# [Set exercise]
Output the material beneath exactly, leaving nothing out.

# [Source data]
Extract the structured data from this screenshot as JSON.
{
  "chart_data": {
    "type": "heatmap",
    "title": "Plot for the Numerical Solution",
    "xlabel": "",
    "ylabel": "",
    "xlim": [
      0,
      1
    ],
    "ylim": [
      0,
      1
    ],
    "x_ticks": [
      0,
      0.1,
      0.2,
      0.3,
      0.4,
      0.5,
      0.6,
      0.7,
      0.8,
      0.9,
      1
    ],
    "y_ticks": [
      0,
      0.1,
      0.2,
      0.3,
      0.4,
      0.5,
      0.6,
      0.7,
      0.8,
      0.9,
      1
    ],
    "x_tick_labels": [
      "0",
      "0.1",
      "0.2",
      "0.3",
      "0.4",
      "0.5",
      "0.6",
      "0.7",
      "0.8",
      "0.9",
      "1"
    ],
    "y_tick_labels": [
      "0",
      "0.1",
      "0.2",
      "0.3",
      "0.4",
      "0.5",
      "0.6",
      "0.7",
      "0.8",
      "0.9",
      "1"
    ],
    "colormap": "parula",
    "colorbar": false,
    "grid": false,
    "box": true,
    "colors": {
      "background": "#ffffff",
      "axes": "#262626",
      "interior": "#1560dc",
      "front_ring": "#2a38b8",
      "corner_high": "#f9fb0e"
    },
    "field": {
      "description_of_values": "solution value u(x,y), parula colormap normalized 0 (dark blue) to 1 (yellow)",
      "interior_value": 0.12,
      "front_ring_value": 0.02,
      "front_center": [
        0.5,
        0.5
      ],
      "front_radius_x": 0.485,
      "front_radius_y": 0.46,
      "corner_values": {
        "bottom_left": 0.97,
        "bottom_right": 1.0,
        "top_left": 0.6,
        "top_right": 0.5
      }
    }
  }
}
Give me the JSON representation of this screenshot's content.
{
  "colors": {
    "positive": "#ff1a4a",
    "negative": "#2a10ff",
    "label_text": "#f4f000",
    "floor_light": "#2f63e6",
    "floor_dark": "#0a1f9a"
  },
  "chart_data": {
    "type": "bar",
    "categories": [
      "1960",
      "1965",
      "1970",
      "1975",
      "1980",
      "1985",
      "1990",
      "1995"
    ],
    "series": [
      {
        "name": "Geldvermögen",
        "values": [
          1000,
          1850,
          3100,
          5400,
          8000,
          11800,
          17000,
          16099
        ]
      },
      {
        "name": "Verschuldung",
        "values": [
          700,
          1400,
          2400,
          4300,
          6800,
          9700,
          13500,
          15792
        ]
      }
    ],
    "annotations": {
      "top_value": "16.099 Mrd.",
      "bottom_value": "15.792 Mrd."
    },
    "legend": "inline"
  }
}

# [Exercise output]
Extract the structured data from this screenshot as JSON.
{
  "chart_data": {
    "type": "heatmap",
    "title": "Plot for the Numerical Solution",
    "xlabel": "",
    "ylabel": "",
    "xlim": [
      0,
      1
    ],
    "ylim": [
      0,
      1
    ],
    "x_ticks": [
      0,
      0.1,
      0.2,
      0.3,
      0.4,
      0.5,
      0.6,
      0.7,
      0.8,
      0.9,
      1
    ],
    "y_ticks": [
      0,
      0.1,
      0.2,
      0.3,
      0.4,
      0.5,
      0.6,
      0.7,
      0.8,
      0.9,
      1
    ],
    "x_tick_labels": [
      "0",
      "0.1",
      "0.2",
      "0.3",
      "0.4",
      "0.5",
      "0.6",
      "0.7",
      "0.8",
      "0.9",
      "1"
    ],
    "y_tick_labels": [
      "0",
      "0.1",
      "0.2",
      "0.3",
      "0.4",
      "0.5",
      "0.6",
      "0.7",
      "0.8",
      "0.9",
      "1"
    ],
    "colormap": "parula",
    "colorbar": false,
    "grid": false,
    "box": true,
    "colors": {
      "background": "#ffffff",
      "axes": "#262626",
      "interior": "#1560dc",
      "front_ring": "#2a38b8",
      "corner_high": "#f9fb0e"
    },
    "field": {
      "description_of_values": "solution value u(x,y), parula colormap normalized 0 (dark blue) to 1 (yellow)",
      "interior_value": 0.12,
      "front_ring_value": 0.02,
      "front_center": [
        0.5,
        0.5
      ],
      "front_radius_x": 0.485,
      "front_radius_y": 0.46,
      "corner_values": {
        "bottom_left": 0.97,
        "bottom_right": 1.0,
        "top_left": 0.6,
        "top_right": 0.5
      }
    }
  }
}
Give me the JSON representation of this screenshot's content.
{
  "colors": {
    "positive": "#ff1a4a",
    "negative": "#2a10ff",
    "label_text": "#f4f000",
    "floor_light": "#2f63e6",
    "floor_dark": "#0a1f9a"
  },
  "chart_data": {
    "type": "bar",
    "categories": [
      "1960",
      "1965",
      "1970",
      "1975",
      "1980",
      "1985",
      "1990",
      "1995"
    ],
    "series": [
      {
        "name": "Geldvermögen",
        "values": [
          1000,
          1850,
          3100,
          5400,
          8000,
          11800,
          17000,
          16099
        ]
      },
      {
        "name": "Verschuldung",
        "values": [
          700,
          1400,
          2400,
          4300,
          6800,
          9700,
          13500,
          15792
        ]
      }
    ],
    "annotations": {
      "top_value": "16.099 Mrd.",
      "bottom_value": "15.792 Mrd."
    },
    "legend": "inline"
  }
}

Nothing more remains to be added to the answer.